=== Supplied information ===
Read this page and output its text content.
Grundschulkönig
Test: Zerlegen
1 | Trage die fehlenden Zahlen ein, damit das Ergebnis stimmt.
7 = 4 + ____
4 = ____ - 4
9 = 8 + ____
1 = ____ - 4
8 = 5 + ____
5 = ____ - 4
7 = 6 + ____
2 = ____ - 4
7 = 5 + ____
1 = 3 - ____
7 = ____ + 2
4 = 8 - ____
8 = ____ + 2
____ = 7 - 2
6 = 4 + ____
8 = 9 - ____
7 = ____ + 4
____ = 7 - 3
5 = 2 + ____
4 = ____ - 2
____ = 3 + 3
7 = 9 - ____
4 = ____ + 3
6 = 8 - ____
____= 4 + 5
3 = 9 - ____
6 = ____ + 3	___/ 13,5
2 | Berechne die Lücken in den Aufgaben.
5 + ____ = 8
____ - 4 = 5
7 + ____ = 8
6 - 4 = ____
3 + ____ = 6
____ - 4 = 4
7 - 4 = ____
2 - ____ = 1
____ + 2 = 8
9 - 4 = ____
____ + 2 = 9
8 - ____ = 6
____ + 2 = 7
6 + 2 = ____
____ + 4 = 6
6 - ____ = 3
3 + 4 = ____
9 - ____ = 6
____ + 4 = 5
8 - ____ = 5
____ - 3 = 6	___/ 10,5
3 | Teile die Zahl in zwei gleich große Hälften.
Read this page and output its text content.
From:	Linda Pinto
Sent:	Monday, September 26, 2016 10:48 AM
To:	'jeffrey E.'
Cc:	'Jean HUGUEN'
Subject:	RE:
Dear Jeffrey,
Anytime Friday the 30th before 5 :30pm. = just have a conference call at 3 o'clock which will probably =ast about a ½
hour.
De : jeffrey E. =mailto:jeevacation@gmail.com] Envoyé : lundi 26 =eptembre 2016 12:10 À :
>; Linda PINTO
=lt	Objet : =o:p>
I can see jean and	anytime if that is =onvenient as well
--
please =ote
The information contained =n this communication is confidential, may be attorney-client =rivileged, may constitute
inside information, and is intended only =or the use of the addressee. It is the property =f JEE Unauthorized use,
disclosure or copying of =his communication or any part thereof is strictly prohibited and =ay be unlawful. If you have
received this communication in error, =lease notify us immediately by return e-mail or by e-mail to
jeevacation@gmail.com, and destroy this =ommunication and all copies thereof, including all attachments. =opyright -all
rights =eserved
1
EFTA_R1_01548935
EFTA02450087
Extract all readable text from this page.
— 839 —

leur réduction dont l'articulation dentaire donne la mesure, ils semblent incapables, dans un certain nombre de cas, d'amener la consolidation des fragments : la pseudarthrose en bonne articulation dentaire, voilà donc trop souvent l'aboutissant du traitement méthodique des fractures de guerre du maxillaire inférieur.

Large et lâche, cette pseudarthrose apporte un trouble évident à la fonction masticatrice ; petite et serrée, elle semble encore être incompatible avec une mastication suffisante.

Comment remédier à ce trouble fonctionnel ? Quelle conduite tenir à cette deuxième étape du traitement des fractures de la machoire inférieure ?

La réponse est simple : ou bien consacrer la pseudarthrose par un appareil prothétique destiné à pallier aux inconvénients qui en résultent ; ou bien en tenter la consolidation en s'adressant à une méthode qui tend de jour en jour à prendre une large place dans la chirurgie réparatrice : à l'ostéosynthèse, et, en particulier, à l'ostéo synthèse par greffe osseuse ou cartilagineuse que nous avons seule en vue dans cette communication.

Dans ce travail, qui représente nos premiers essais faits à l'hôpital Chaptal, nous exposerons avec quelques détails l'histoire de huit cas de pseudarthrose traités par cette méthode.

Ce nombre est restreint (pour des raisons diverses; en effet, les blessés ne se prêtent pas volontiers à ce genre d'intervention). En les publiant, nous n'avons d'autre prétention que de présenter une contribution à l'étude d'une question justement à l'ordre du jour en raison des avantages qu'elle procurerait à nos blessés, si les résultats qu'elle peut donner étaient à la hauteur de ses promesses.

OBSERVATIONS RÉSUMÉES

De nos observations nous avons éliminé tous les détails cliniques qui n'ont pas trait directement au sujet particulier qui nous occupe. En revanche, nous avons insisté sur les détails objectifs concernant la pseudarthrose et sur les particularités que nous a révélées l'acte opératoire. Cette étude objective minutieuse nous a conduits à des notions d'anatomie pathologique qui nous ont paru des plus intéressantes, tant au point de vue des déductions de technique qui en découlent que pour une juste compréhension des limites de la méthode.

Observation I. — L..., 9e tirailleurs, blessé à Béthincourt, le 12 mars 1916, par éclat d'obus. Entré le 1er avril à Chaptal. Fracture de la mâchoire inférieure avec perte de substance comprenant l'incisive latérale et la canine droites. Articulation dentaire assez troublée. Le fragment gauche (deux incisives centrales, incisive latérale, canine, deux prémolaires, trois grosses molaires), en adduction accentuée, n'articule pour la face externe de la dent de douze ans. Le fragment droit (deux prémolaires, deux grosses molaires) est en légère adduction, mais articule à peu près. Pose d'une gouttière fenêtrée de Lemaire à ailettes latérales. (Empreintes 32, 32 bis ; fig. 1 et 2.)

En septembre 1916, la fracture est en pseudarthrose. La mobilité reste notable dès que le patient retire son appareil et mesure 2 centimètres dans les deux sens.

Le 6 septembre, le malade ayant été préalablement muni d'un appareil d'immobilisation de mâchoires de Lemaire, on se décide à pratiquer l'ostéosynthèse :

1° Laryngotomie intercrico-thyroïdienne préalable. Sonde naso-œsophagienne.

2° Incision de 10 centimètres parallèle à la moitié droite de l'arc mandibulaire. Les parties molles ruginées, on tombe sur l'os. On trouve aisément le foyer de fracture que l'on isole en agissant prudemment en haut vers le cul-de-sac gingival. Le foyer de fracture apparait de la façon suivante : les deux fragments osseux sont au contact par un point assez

=== Task requirements ===
Restate the listing in full, word for word.

=== In response ===
Read this page and output its text content.
Grundschulkönig
Test: Zerlegen
1 | Trage die fehlenden Zahlen ein, damit das Ergebnis stimmt.
7 = 4 + ____
4 = ____ - 4
9 = 8 + ____
1 = ____ - 4
8 = 5 + ____
5 = ____ - 4
7 = 6 + ____
2 = ____ - 4
7 = 5 + ____
1 = 3 - ____
7 = ____ + 2
4 = 8 - ____
8 = ____ + 2
____ = 7 - 2
6 = 4 + ____
8 = 9 - ____
7 = ____ + 4
____ = 7 - 3
5 = 2 + ____
4 = ____ - 2
____ = 3 + 3
7 = 9 - ____
4 = ____ + 3
6 = 8 - ____
____= 4 + 5
3 = 9 - ____
6 = ____ + 3	___/ 13,5
2 | Berechne die Lücken in den Aufgaben.
5 + ____ = 8
____ - 4 = 5
7 + ____ = 8
6 - 4 = ____
3 + ____ = 6
____ - 4 = 4
7 - 4 = ____
2 - ____ = 1
____ + 2 = 8
9 - 4 = ____
____ + 2 = 9
8 - ____ = 6
____ + 2 = 7
6 + 2 = ____
____ + 4 = 6
6 - ____ = 3
3 + 4 = ____
9 - ____ = 6
____ + 4 = 5
8 - ____ = 5
____ - 3 = 6	___/ 10,5
3 | Teile die Zahl in zwei gleich große Hälften.
Read this page and output its text content.
From:	Linda Pinto
Sent:	Monday, September 26, 2016 10:48 AM
To:	'jeffrey E.'
Cc:	'Jean HUGUEN'
Subject:	RE:
Dear Jeffrey,
Anytime Friday the 30th before 5 :30pm. = just have a conference call at 3 o'clock which will probably =ast about a ½
hour.
De : jeffrey E. =mailto:jeevacation@gmail.com] Envoyé : lundi 26 =eptembre 2016 12:10 À :
>; Linda PINTO
=lt	Objet : =o:p>
I can see jean and	anytime if that is =onvenient as well
--
please =ote
The information contained =n this communication is confidential, may be attorney-client =rivileged, may constitute
inside information, and is intended only =or the use of the addressee. It is the property =f JEE Unauthorized use,
disclosure or copying of =his communication or any part thereof is strictly prohibited and =ay be unlawful. If you have
received this communication in error, =lease notify us immediately by return e-mail or by e-mail to
jeevacation@gmail.com, and destroy this =ommunication and all copies thereof, including all attachments. =opyright -all
rights =eserved
1
EFTA_R1_01548935
EFTA02450087
Extract all readable text from this page.
— 839 —

leur réduction dont l'articulation dentaire donne la mesure, ils semblent incapables, dans un certain nombre de cas, d'amener la consolidation des fragments : la pseudarthrose en bonne articulation dentaire, voilà donc trop souvent l'aboutissant du traitement méthodique des fractures de guerre du maxillaire inférieur.

Large et lâche, cette pseudarthrose apporte un trouble évident à la fonction masticatrice ; petite et serrée, elle semble encore être incompatible avec une mastication suffisante.

Comment remédier à ce trouble fonctionnel ? Quelle conduite tenir à cette deuxième étape du traitement des fractures de la machoire inférieure ?

La réponse est simple : ou bien consacrer la pseudarthrose par un appareil prothétique destiné à pallier aux inconvénients qui en résultent ; ou bien en tenter la consolidation en s'adressant à une méthode qui tend de jour en jour à prendre une large place dans la chirurgie réparatrice : à l'ostéosynthèse, et, en particulier, à l'ostéo synthèse par greffe osseuse ou cartilagineuse que nous avons seule en vue dans cette communication.

Dans ce travail, qui représente nos premiers essais faits à l'hôpital Chaptal, nous exposerons avec quelques détails l'histoire de huit cas de pseudarthrose traités par cette méthode.

Ce nombre est restreint (pour des raisons diverses; en effet, les blessés ne se prêtent pas volontiers à ce genre d'intervention). En les publiant, nous n'avons d'autre prétention que de présenter une contribution à l'étude d'une question justement à l'ordre du jour en raison des avantages qu'elle procurerait à nos blessés, si les résultats qu'elle peut donner étaient à la hauteur de ses promesses.

OBSERVATIONS RÉSUMÉES

De nos observations nous avons éliminé tous les détails cliniques qui n'ont pas trait directement au sujet particulier qui nous occupe. En revanche, nous avons insisté sur les détails objectifs concernant la pseudarthrose et sur les particularités que nous a révélées l'acte opératoire. Cette étude objective minutieuse nous a conduits à des notions d'anatomie pathologique qui nous ont paru des plus intéressantes, tant au point de vue des déductions de technique qui en découlent que pour une juste compréhension des limites de la méthode.

Observation I. — L..., 9e tirailleurs, blessé à Béthincourt, le 12 mars 1916, par éclat d'obus. Entré le 1er avril à Chaptal. Fracture de la mâchoire inférieure avec perte de substance comprenant l'incisive latérale et la canine droites. Articulation dentaire assez troublée. Le fragment gauche (deux incisives centrales, incisive latérale, canine, deux prémolaires, trois grosses molaires), en adduction accentuée, n'articule pour la face externe de la dent de douze ans. Le fragment droit (deux prémolaires, deux grosses molaires) est en légère adduction, mais articule à peu près. Pose d'une gouttière fenêtrée de Lemaire à ailettes latérales. (Empreintes 32, 32 bis ; fig. 1 et 2.)

En septembre 1916, la fracture est en pseudarthrose. La mobilité reste notable dès que le patient retire son appareil et mesure 2 centimètres dans les deux sens.

Le 6 septembre, le malade ayant été préalablement muni d'un appareil d'immobilisation de mâchoires de Lemaire, on se décide à pratiquer l'ostéosynthèse :

1° Laryngotomie intercrico-thyroïdienne préalable. Sonde naso-œsophagienne.

2° Incision de 10 centimètres parallèle à la moitié droite de l'arc mandibulaire. Les parties molles ruginées, on tombe sur l'os. On trouve aisément le foyer de fracture que l'on isole en agissant prudemment en haut vers le cul-de-sac gingival. Le foyer de fracture apparait de la façon suivante : les deux fragments osseux sont au contact par un point assez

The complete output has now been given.